▶ PROBLEM REQUIREMENTS:
For each line below that includes the word "JSON", make a copy.

━━━━━━━━

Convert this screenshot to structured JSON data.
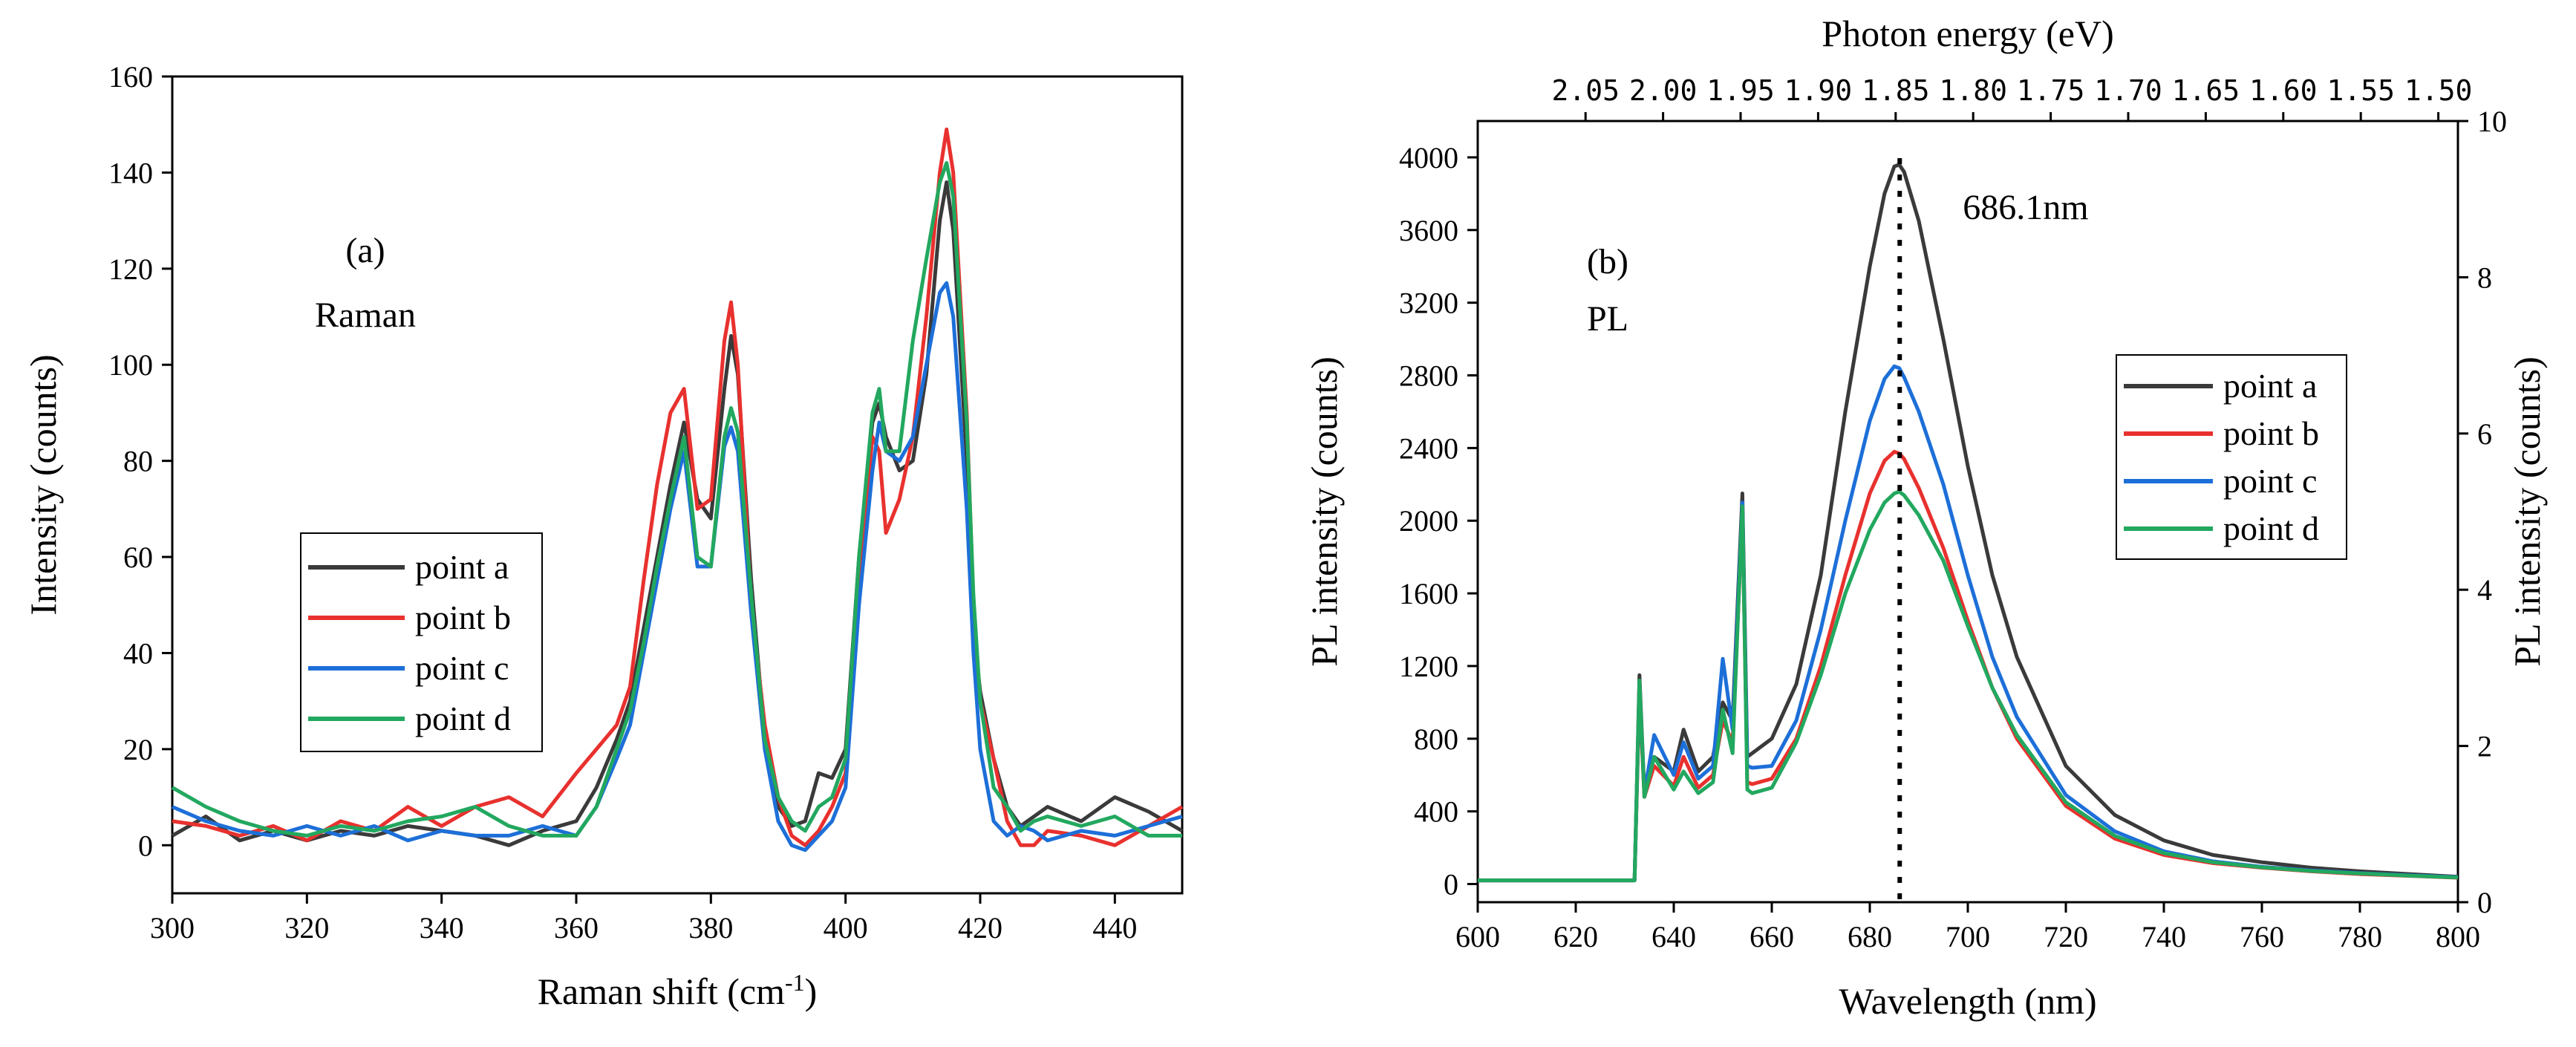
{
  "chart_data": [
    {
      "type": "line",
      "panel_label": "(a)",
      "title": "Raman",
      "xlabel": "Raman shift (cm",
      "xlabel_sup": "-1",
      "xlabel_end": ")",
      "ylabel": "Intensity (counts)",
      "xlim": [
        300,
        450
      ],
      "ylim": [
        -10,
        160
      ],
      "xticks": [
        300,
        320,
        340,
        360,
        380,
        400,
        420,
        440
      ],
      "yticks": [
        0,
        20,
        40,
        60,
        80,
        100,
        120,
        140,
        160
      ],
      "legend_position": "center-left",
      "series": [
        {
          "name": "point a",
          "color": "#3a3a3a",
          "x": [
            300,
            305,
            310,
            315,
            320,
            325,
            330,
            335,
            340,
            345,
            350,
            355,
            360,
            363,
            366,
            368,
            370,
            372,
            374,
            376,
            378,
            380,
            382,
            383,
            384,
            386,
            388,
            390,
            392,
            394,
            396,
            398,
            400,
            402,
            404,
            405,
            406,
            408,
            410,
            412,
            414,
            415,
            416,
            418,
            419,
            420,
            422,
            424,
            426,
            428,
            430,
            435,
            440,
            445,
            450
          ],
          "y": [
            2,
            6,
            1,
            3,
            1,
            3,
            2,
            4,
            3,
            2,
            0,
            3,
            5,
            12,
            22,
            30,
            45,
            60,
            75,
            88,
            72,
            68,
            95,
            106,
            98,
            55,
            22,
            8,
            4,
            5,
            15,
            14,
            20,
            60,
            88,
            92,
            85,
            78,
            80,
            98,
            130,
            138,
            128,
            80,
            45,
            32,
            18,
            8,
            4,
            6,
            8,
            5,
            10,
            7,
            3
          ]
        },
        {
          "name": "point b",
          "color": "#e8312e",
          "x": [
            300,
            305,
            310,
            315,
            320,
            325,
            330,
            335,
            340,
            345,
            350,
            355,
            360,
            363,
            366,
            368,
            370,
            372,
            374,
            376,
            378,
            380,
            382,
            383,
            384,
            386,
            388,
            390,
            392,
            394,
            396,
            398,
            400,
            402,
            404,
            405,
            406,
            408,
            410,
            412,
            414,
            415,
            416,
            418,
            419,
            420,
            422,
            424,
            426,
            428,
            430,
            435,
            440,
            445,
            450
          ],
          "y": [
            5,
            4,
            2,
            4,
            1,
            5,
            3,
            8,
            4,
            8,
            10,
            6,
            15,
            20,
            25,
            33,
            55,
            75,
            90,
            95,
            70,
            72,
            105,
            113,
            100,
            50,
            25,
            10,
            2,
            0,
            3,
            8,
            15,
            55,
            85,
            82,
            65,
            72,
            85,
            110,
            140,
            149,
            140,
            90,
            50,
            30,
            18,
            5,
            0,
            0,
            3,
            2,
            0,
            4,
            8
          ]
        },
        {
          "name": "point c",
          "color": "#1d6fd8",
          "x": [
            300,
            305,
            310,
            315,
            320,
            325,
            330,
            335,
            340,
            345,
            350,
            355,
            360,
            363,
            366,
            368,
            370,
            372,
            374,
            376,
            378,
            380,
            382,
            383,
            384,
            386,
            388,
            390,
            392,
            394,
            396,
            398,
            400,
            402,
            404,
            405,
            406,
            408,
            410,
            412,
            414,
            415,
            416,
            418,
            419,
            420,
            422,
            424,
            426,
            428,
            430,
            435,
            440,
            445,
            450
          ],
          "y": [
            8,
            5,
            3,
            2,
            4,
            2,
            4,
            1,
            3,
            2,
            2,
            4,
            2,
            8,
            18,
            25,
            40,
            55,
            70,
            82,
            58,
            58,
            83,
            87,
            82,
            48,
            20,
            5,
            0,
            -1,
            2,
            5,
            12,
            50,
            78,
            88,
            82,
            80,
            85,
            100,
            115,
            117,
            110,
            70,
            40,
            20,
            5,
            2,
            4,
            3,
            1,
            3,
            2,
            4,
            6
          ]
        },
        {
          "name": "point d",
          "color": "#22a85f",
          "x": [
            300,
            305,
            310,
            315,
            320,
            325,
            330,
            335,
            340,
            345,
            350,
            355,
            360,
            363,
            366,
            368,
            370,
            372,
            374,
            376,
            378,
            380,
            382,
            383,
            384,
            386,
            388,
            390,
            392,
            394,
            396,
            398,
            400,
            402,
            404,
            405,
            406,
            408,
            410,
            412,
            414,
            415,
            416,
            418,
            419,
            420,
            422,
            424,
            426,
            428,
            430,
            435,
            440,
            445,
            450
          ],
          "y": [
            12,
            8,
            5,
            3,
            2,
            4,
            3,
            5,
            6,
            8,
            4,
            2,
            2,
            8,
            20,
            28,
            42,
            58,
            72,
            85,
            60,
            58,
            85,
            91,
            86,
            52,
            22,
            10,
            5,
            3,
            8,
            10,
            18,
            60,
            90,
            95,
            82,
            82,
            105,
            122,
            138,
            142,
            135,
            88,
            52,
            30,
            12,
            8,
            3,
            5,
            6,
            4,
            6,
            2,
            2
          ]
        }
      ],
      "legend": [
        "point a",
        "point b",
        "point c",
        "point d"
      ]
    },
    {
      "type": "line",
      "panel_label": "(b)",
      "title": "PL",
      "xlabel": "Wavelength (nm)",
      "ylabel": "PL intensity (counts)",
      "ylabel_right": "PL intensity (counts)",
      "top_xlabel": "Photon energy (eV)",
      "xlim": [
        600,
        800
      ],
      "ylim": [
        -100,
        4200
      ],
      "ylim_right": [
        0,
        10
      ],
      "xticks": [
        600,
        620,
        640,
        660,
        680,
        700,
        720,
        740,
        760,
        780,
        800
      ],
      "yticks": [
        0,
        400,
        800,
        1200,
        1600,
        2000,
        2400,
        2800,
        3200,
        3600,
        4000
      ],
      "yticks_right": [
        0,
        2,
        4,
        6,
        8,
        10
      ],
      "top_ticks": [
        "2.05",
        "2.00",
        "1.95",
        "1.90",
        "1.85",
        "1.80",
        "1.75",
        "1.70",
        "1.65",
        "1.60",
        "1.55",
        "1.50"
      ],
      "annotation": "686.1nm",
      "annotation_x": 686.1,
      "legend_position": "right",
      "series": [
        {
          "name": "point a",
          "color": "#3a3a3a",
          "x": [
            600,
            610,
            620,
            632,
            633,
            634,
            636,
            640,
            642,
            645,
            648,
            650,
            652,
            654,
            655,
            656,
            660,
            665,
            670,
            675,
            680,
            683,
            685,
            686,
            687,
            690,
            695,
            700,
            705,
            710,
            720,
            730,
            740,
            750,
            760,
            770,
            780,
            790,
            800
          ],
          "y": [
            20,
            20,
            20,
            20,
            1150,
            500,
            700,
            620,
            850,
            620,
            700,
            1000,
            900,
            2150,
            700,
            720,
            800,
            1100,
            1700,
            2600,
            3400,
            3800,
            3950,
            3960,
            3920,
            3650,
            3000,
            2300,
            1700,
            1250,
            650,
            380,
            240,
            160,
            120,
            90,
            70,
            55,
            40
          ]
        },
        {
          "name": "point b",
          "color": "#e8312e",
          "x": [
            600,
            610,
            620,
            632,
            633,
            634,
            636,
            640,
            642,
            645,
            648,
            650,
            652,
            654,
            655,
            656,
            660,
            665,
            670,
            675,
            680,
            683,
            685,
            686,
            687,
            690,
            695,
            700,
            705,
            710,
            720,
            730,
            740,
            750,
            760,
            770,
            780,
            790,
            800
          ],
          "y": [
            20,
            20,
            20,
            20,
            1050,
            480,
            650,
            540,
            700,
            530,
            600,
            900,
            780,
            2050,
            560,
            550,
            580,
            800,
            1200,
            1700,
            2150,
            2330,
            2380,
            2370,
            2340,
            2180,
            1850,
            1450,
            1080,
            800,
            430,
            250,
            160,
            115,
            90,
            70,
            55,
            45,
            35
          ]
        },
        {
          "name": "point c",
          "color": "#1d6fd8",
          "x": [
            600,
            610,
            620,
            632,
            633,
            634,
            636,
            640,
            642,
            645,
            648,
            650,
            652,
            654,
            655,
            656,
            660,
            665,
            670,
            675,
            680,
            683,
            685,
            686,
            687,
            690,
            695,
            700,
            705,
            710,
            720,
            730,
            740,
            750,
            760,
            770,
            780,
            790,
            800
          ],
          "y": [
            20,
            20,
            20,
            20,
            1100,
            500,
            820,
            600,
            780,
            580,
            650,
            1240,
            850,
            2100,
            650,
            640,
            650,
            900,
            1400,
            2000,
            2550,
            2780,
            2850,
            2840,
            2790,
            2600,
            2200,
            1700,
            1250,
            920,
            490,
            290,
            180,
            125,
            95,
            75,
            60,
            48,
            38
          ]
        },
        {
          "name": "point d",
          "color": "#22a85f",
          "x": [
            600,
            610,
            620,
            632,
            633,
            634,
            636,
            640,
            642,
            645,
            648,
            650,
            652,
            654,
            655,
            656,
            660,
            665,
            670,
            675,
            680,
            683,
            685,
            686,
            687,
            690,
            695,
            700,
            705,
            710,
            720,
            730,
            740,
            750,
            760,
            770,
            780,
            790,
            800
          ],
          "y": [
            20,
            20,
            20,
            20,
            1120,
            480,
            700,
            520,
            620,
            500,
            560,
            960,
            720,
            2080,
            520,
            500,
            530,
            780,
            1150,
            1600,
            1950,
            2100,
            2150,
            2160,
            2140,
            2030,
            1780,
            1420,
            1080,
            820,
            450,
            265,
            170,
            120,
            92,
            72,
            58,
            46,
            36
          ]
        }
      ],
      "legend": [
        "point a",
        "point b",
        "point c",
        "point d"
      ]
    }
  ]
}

━━━━━━━━

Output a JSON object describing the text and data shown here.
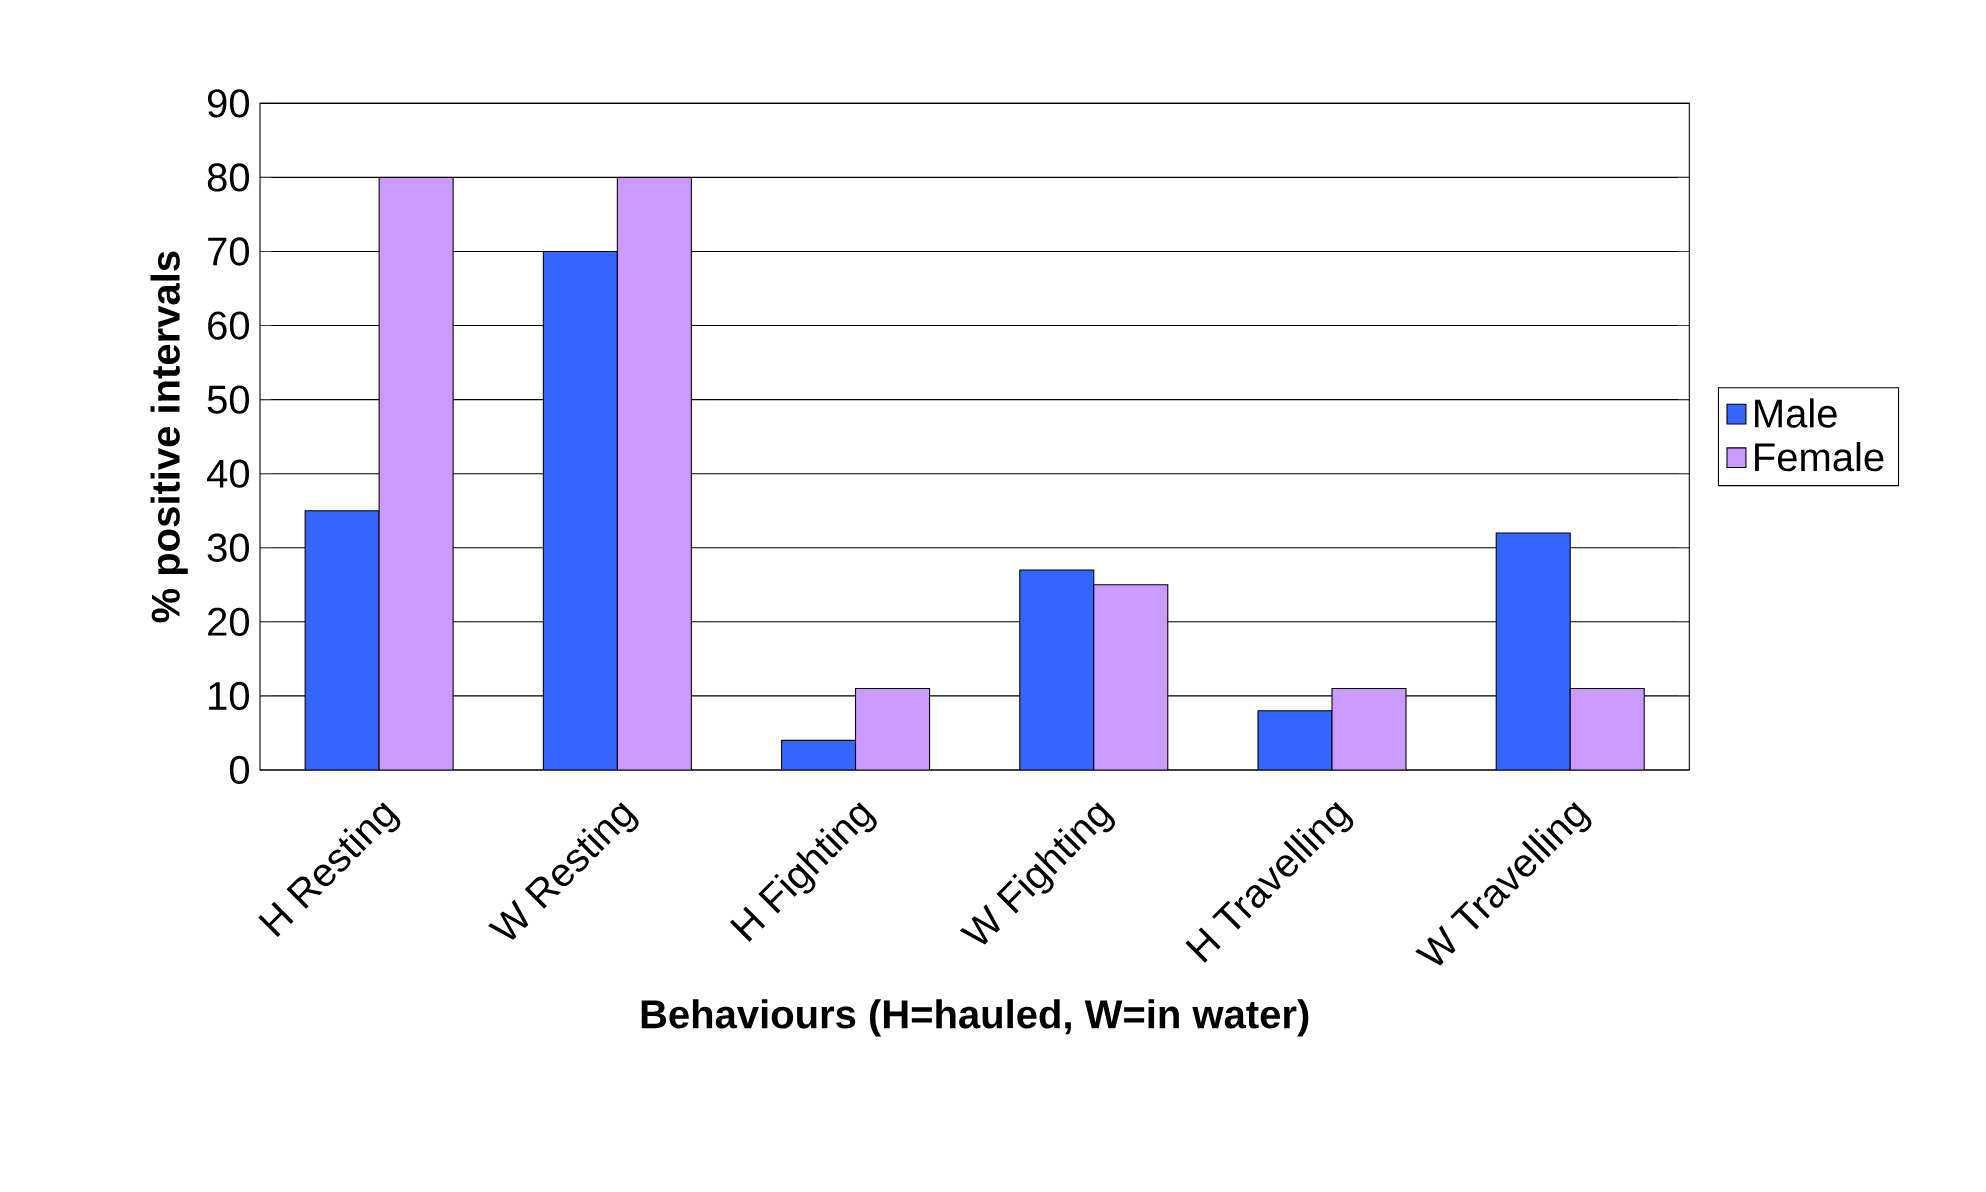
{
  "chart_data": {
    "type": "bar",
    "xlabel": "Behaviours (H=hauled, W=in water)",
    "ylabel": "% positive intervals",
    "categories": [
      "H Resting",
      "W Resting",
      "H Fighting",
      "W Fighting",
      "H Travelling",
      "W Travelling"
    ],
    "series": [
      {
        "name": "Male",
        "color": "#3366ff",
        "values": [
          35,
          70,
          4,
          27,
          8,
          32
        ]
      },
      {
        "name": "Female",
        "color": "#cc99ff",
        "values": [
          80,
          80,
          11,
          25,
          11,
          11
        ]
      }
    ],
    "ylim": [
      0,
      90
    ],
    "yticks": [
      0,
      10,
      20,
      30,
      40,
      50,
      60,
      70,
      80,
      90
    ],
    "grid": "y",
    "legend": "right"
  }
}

━━━━━━━━

▶ TASK OUTPUT:
Convert this screenshot to structured JSON data.
Output a JSON object describing the text and data shown here.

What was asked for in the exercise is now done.